▶ **Goal**:
Copy out the listing that follows exactly, dropping every picture.

▶ **Material to process**:

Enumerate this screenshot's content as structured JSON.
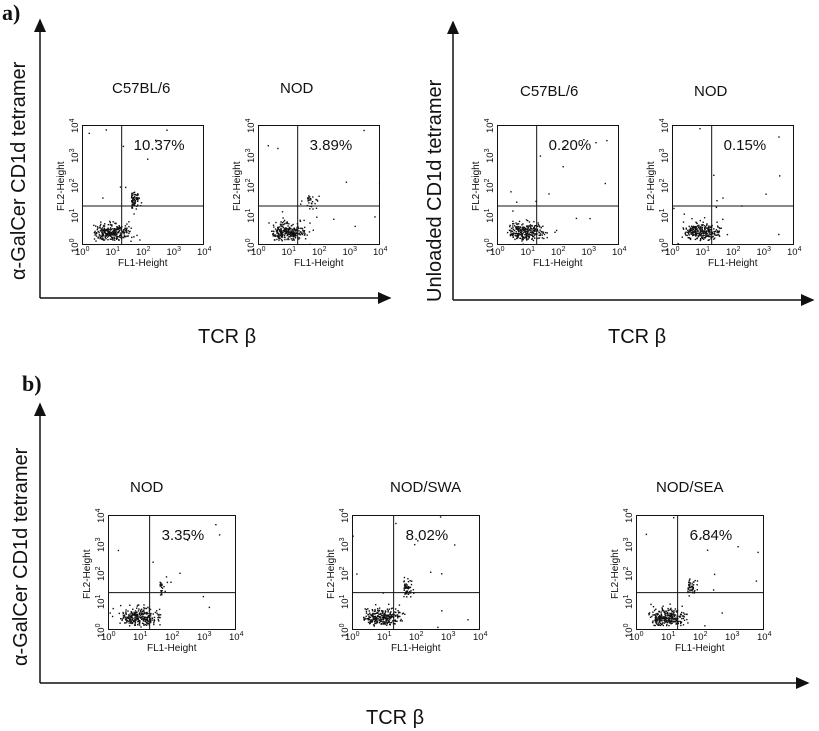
{
  "section_a": {
    "letter": "a)",
    "y_label_left": "α-GalCer CD1d tetramer",
    "y_label_right": "Unloaded CD1d tetramer",
    "x_label_left": "TCR β",
    "x_label_right": "TCR β",
    "plots": [
      {
        "condition": "C57BL/6",
        "percent": "10.37%"
      },
      {
        "condition": "NOD",
        "percent": "3.89%"
      },
      {
        "condition": "C57BL/6",
        "percent": "0.20%"
      },
      {
        "condition": "NOD",
        "percent": "0.15%"
      }
    ]
  },
  "section_b": {
    "letter": "b)",
    "y_label": "α-GalCer CD1d tetramer",
    "x_label": "TCR β",
    "plots": [
      {
        "condition": "NOD",
        "percent": "3.35%"
      },
      {
        "condition": "NOD/SWA",
        "percent": "8.02%"
      },
      {
        "condition": "NOD/SEA",
        "percent": "6.84%"
      }
    ]
  },
  "plot_axes": {
    "x_title": "FL1-Height",
    "y_title": "FL2-Height",
    "tick_base": "10",
    "tick_exponents": [
      "0",
      "1",
      "2",
      "3",
      "4"
    ]
  },
  "chart_data": [
    {
      "type": "scatter",
      "title": "C57BL/6",
      "xlabel": "FL1-Height",
      "ylabel": "FL2-Height",
      "xscale": "log",
      "yscale": "log",
      "xlim": [
        1,
        10000
      ],
      "ylim": [
        1,
        10000
      ],
      "gate_x": 20,
      "gate_y": 20,
      "upper_right_percent": 10.37
    },
    {
      "type": "scatter",
      "title": "NOD",
      "xlabel": "FL1-Height",
      "ylabel": "FL2-Height",
      "xscale": "log",
      "yscale": "log",
      "xlim": [
        1,
        10000
      ],
      "ylim": [
        1,
        10000
      ],
      "gate_x": 20,
      "gate_y": 20,
      "upper_right_percent": 3.89
    },
    {
      "type": "scatter",
      "title": "C57BL/6",
      "xlabel": "FL1-Height",
      "ylabel": "FL2-Height",
      "xscale": "log",
      "yscale": "log",
      "xlim": [
        1,
        10000
      ],
      "ylim": [
        1,
        10000
      ],
      "gate_x": 20,
      "gate_y": 20,
      "upper_right_percent": 0.2
    },
    {
      "type": "scatter",
      "title": "NOD",
      "xlabel": "FL1-Height",
      "ylabel": "FL2-Height",
      "xscale": "log",
      "yscale": "log",
      "xlim": [
        1,
        10000
      ],
      "ylim": [
        1,
        10000
      ],
      "gate_x": 20,
      "gate_y": 20,
      "upper_right_percent": 0.15
    },
    {
      "type": "scatter",
      "title": "NOD",
      "xlabel": "FL1-Height",
      "ylabel": "FL2-Height",
      "xscale": "log",
      "yscale": "log",
      "xlim": [
        1,
        10000
      ],
      "ylim": [
        1,
        10000
      ],
      "gate_x": 20,
      "gate_y": 20,
      "upper_right_percent": 3.35
    },
    {
      "type": "scatter",
      "title": "NOD/SWA",
      "xlabel": "FL1-Height",
      "ylabel": "FL2-Height",
      "xscale": "log",
      "yscale": "log",
      "xlim": [
        1,
        10000
      ],
      "ylim": [
        1,
        10000
      ],
      "gate_x": 20,
      "gate_y": 20,
      "upper_right_percent": 8.02
    },
    {
      "type": "scatter",
      "title": "NOD/SEA",
      "xlabel": "FL1-Height",
      "ylabel": "FL2-Height",
      "xscale": "log",
      "yscale": "log",
      "xlim": [
        1,
        10000
      ],
      "ylim": [
        1,
        10000
      ],
      "gate_x": 20,
      "gate_y": 20,
      "upper_right_percent": 6.84
    }
  ]
}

▶ **Output**:
Enumerate this screenshot's content as structured JSON.
{
  "section_a": {
    "letter": "a)",
    "y_label_left": "α-GalCer CD1d tetramer",
    "y_label_right": "Unloaded CD1d tetramer",
    "x_label_left": "TCR β",
    "x_label_right": "TCR β",
    "plots": [
      {
        "condition": "C57BL/6",
        "percent": "10.37%"
      },
      {
        "condition": "NOD",
        "percent": "3.89%"
      },
      {
        "condition": "C57BL/6",
        "percent": "0.20%"
      },
      {
        "condition": "NOD",
        "percent": "0.15%"
      }
    ]
  },
  "section_b": {
    "letter": "b)",
    "y_label": "α-GalCer CD1d tetramer",
    "x_label": "TCR β",
    "plots": [
      {
        "condition": "NOD",
        "percent": "3.35%"
      },
      {
        "condition": "NOD/SWA",
        "percent": "8.02%"
      },
      {
        "condition": "NOD/SEA",
        "percent": "6.84%"
      }
    ]
  },
  "plot_axes": {
    "x_title": "FL1-Height",
    "y_title": "FL2-Height",
    "tick_base": "10",
    "tick_exponents": [
      "0",
      "1",
      "2",
      "3",
      "4"
    ]
  },
  "chart_data": [
    {
      "type": "scatter",
      "title": "C57BL/6",
      "xlabel": "FL1-Height",
      "ylabel": "FL2-Height",
      "xscale": "log",
      "yscale": "log",
      "xlim": [
        1,
        10000
      ],
      "ylim": [
        1,
        10000
      ],
      "gate_x": 20,
      "gate_y": 20,
      "upper_right_percent": 10.37
    },
    {
      "type": "scatter",
      "title": "NOD",
      "xlabel": "FL1-Height",
      "ylabel": "FL2-Height",
      "xscale": "log",
      "yscale": "log",
      "xlim": [
        1,
        10000
      ],
      "ylim": [
        1,
        10000
      ],
      "gate_x": 20,
      "gate_y": 20,
      "upper_right_percent": 3.89
    },
    {
      "type": "scatter",
      "title": "C57BL/6",
      "xlabel": "FL1-Height",
      "ylabel": "FL2-Height",
      "xscale": "log",
      "yscale": "log",
      "xlim": [
        1,
        10000
      ],
      "ylim": [
        1,
        10000
      ],
      "gate_x": 20,
      "gate_y": 20,
      "upper_right_percent": 0.2
    },
    {
      "type": "scatter",
      "title": "NOD",
      "xlabel": "FL1-Height",
      "ylabel": "FL2-Height",
      "xscale": "log",
      "yscale": "log",
      "xlim": [
        1,
        10000
      ],
      "ylim": [
        1,
        10000
      ],
      "gate_x": 20,
      "gate_y": 20,
      "upper_right_percent": 0.15
    },
    {
      "type": "scatter",
      "title": "NOD",
      "xlabel": "FL1-Height",
      "ylabel": "FL2-Height",
      "xscale": "log",
      "yscale": "log",
      "xlim": [
        1,
        10000
      ],
      "ylim": [
        1,
        10000
      ],
      "gate_x": 20,
      "gate_y": 20,
      "upper_right_percent": 3.35
    },
    {
      "type": "scatter",
      "title": "NOD/SWA",
      "xlabel": "FL1-Height",
      "ylabel": "FL2-Height",
      "xscale": "log",
      "yscale": "log",
      "xlim": [
        1,
        10000
      ],
      "ylim": [
        1,
        10000
      ],
      "gate_x": 20,
      "gate_y": 20,
      "upper_right_percent": 8.02
    },
    {
      "type": "scatter",
      "title": "NOD/SEA",
      "xlabel": "FL1-Height",
      "ylabel": "FL2-Height",
      "xscale": "log",
      "yscale": "log",
      "xlim": [
        1,
        10000
      ],
      "ylim": [
        1,
        10000
      ],
      "gate_x": 20,
      "gate_y": 20,
      "upper_right_percent": 6.84
    }
  ]
}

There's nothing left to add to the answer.